The listing below should be written out exactly; please include all of it.

-- start of Record list --

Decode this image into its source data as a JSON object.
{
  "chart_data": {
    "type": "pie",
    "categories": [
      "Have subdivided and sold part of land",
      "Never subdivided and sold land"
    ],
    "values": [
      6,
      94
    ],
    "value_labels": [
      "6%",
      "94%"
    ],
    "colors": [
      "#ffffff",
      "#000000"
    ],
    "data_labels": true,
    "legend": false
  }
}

-- end of Record list --

Written reply –
Decode this image into its source data as a JSON object.
{
  "chart_data": {
    "type": "pie",
    "categories": [
      "Have subdivided and sold part of land",
      "Never subdivided and sold land"
    ],
    "values": [
      6,
      94
    ],
    "value_labels": [
      "6%",
      "94%"
    ],
    "colors": [
      "#ffffff",
      "#000000"
    ],
    "data_labels": true,
    "legend": false
  }
}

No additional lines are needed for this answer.